Exercise:
Give only a count of the lines that include the string "osoby".

Records supplied:
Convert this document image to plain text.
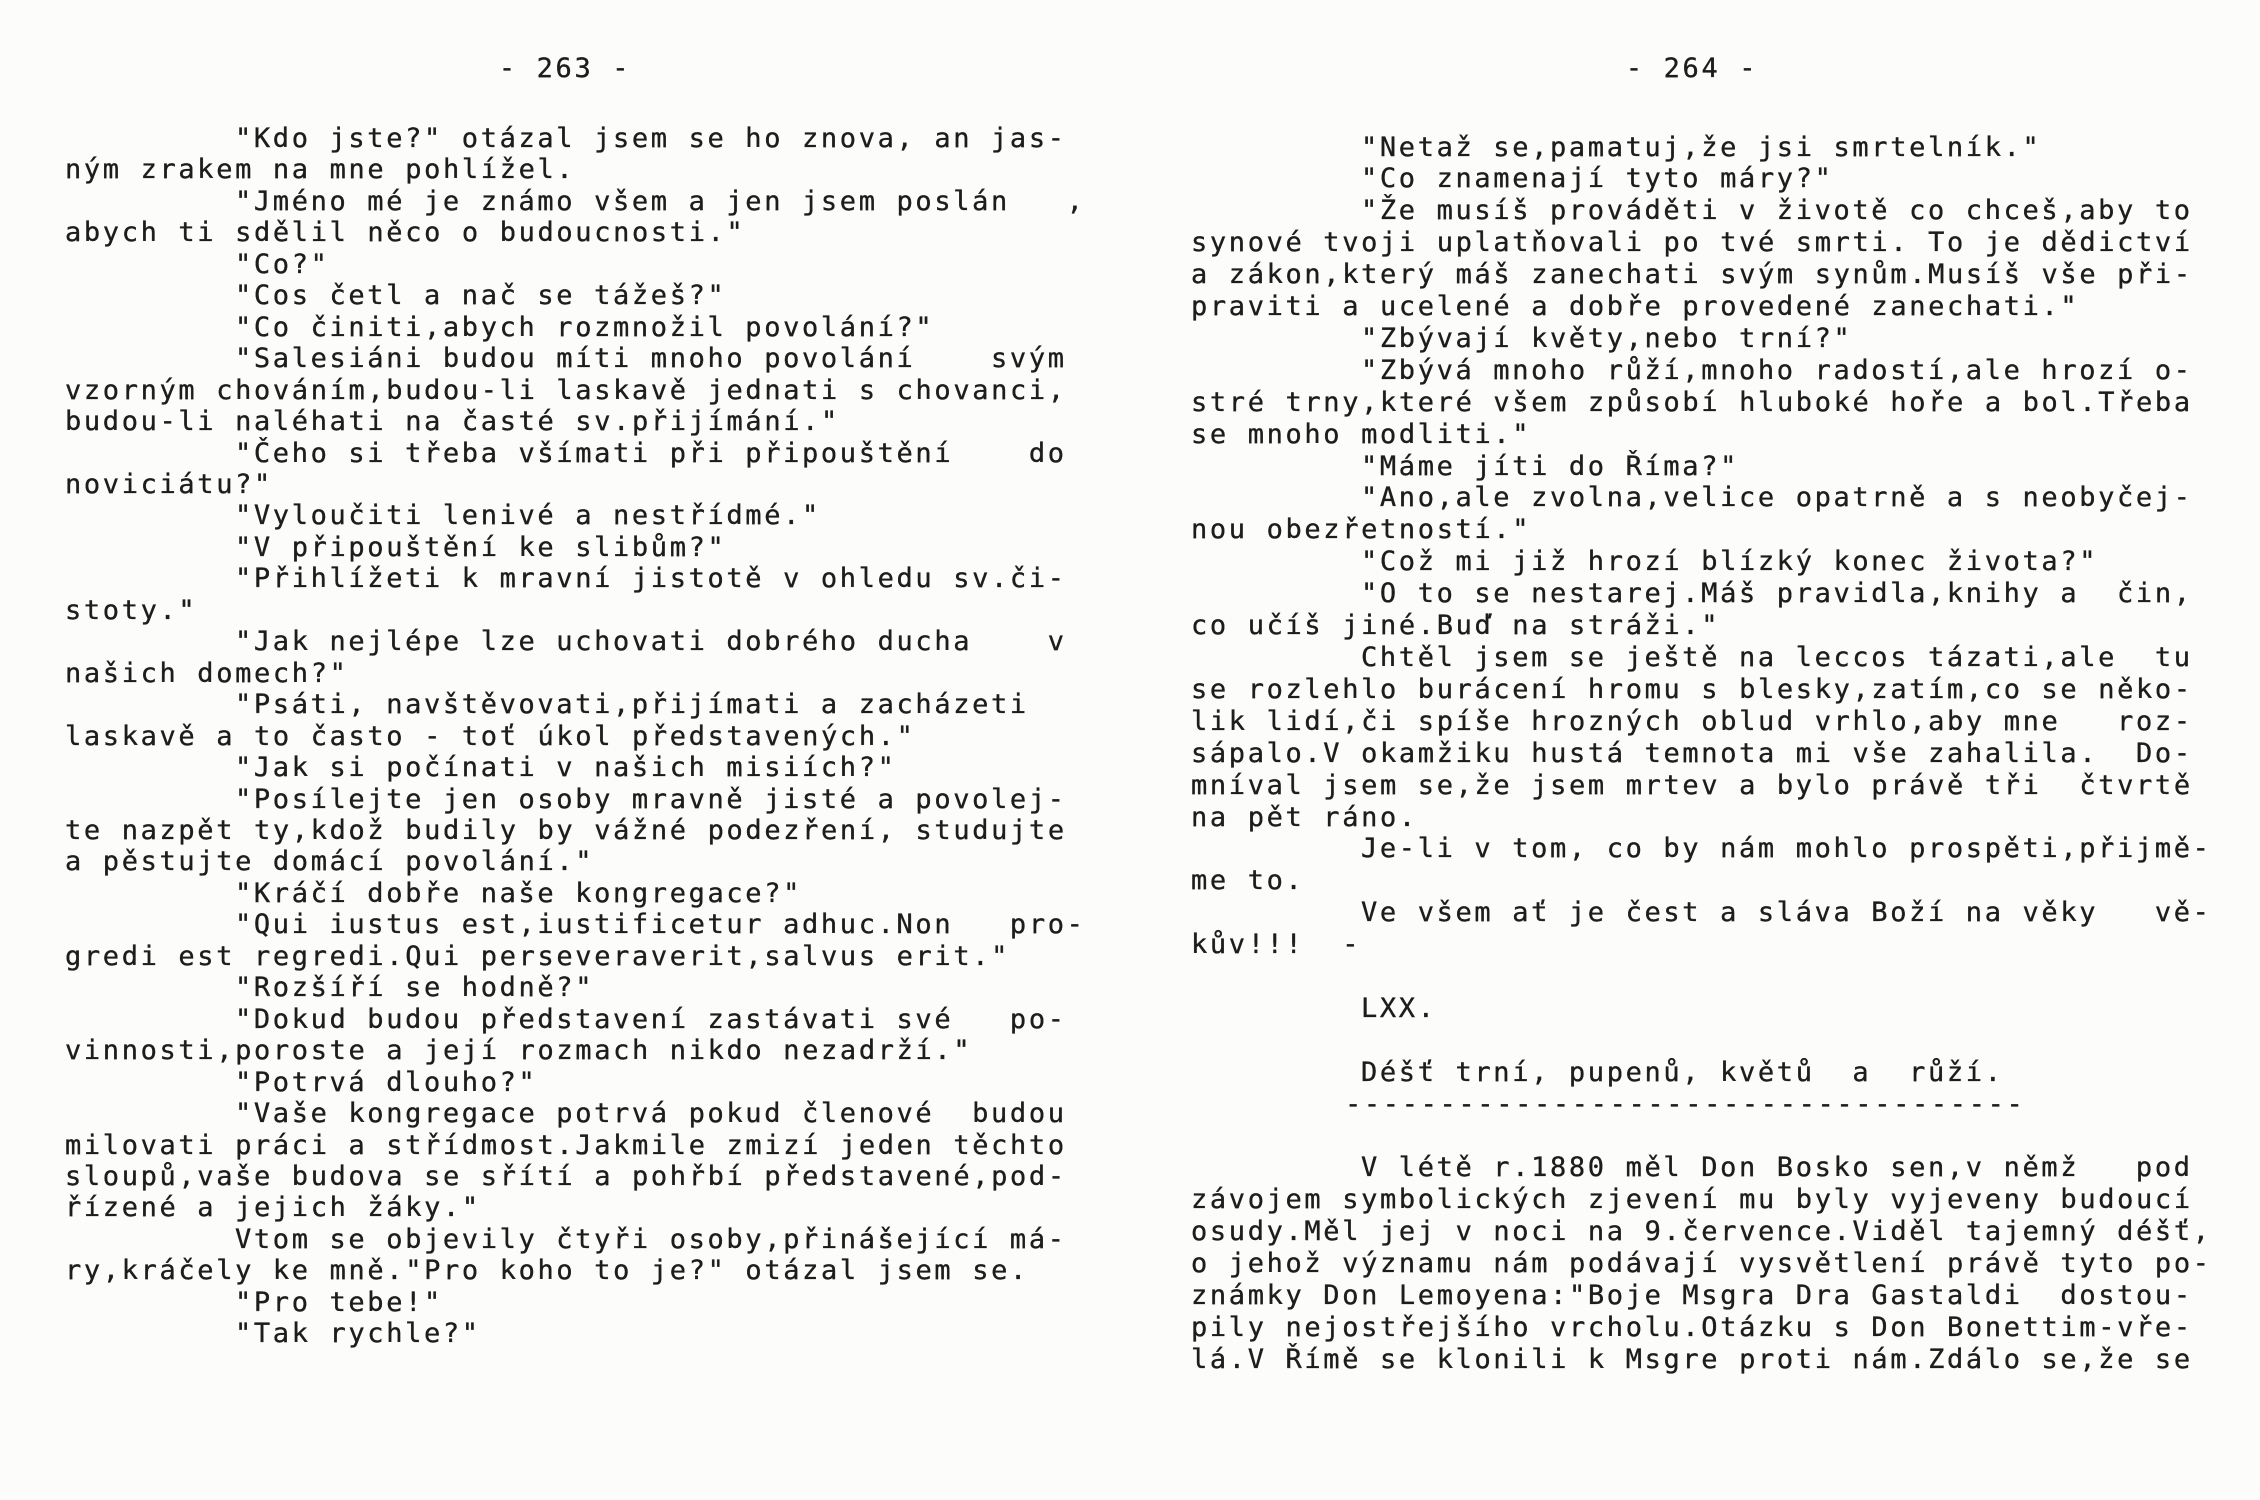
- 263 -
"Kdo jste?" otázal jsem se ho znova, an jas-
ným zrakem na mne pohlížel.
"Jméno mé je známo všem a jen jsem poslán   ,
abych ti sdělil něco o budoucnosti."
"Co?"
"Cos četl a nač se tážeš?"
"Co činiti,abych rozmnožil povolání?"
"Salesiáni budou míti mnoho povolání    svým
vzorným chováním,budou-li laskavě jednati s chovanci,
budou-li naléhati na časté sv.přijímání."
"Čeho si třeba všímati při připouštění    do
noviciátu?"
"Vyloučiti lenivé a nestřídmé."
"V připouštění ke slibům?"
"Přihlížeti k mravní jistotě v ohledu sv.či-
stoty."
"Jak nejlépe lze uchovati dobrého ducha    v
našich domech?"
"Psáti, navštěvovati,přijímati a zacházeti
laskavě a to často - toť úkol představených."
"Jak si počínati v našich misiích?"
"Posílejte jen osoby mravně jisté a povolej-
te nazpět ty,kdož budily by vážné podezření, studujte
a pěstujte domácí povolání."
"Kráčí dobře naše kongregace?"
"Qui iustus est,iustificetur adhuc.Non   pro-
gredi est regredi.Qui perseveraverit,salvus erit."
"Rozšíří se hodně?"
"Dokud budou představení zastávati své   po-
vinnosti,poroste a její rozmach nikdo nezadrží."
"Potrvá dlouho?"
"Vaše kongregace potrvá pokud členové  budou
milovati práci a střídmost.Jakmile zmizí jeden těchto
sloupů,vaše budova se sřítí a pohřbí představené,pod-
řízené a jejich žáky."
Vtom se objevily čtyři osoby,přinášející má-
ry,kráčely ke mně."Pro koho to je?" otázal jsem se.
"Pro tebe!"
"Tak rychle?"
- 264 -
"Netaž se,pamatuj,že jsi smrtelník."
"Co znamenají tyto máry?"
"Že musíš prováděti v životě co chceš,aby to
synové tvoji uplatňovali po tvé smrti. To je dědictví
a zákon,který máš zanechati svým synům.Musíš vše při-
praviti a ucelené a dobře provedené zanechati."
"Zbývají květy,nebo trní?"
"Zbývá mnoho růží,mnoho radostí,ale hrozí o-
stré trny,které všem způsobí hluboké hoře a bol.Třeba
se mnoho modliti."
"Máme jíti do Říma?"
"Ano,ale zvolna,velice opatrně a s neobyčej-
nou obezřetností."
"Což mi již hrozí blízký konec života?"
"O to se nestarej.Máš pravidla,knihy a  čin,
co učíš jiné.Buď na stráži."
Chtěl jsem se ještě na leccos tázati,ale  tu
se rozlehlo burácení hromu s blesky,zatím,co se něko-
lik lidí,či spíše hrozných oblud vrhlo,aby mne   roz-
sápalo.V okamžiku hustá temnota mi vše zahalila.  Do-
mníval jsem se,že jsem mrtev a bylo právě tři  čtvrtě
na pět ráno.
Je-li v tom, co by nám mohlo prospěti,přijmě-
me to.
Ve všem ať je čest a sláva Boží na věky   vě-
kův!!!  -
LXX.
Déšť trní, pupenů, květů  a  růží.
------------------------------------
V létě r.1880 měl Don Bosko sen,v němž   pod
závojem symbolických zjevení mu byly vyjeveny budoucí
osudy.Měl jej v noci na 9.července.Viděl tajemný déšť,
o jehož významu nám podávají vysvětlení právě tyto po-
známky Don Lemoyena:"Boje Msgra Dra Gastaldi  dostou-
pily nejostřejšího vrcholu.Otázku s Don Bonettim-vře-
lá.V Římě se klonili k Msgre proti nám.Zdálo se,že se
* * *
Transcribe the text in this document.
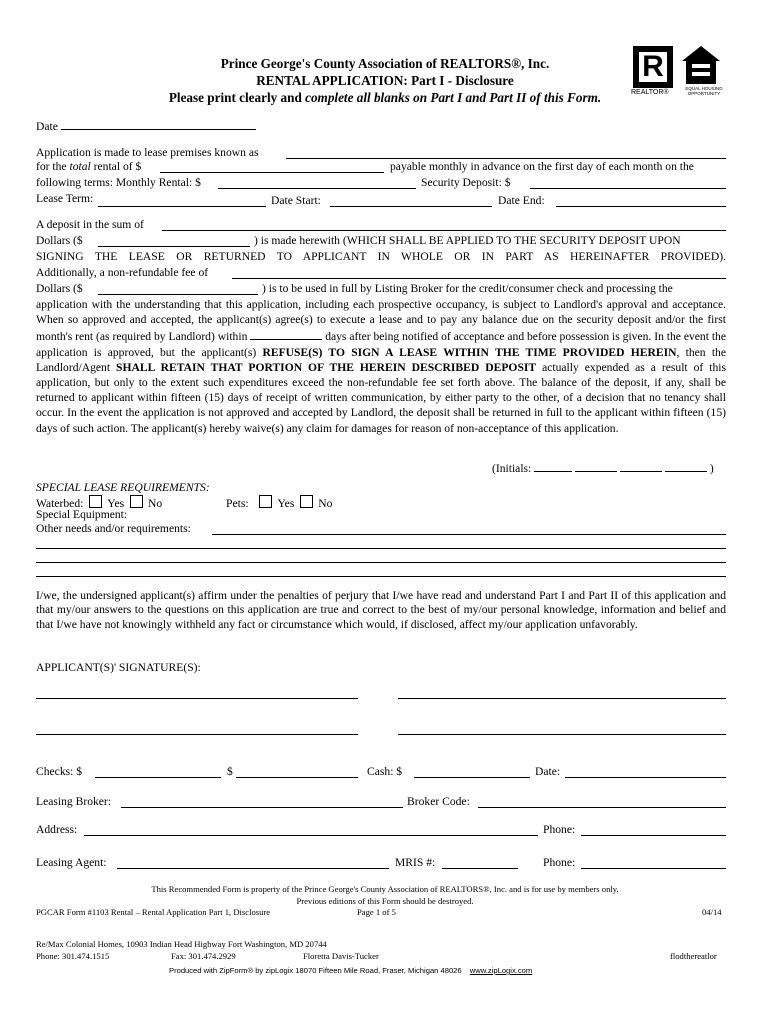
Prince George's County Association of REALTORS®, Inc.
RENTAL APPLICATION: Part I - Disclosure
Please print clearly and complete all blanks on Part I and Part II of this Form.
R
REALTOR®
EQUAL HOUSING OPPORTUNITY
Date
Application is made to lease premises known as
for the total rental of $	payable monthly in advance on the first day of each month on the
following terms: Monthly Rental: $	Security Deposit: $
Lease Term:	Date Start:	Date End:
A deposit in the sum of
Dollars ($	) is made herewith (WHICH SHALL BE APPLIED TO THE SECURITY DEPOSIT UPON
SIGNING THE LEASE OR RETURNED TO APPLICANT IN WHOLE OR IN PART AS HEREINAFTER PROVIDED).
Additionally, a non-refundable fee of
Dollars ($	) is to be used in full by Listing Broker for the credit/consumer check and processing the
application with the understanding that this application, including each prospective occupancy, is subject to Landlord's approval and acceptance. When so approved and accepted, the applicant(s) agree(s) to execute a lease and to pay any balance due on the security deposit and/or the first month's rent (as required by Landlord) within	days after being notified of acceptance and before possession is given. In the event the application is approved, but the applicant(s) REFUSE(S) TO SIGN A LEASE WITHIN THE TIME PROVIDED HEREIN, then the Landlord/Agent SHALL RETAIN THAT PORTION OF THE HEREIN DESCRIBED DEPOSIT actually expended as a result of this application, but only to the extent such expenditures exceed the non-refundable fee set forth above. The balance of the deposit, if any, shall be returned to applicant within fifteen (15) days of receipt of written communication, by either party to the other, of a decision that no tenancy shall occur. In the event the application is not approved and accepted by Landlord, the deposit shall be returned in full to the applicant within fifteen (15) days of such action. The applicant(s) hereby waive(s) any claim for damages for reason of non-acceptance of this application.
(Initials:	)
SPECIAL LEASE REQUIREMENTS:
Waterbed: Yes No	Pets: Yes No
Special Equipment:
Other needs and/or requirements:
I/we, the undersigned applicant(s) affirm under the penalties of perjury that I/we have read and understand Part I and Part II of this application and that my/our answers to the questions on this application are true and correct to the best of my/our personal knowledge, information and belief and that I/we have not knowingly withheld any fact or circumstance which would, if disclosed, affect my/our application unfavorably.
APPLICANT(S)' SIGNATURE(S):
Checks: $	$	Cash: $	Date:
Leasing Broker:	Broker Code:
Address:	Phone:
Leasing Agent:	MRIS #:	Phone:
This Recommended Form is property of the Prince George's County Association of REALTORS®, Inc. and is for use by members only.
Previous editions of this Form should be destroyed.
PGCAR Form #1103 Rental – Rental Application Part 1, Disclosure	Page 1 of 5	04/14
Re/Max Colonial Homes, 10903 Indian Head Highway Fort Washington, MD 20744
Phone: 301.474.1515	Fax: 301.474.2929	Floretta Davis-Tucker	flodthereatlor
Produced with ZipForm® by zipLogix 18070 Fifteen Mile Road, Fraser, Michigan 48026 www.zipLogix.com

Answer to this task:
2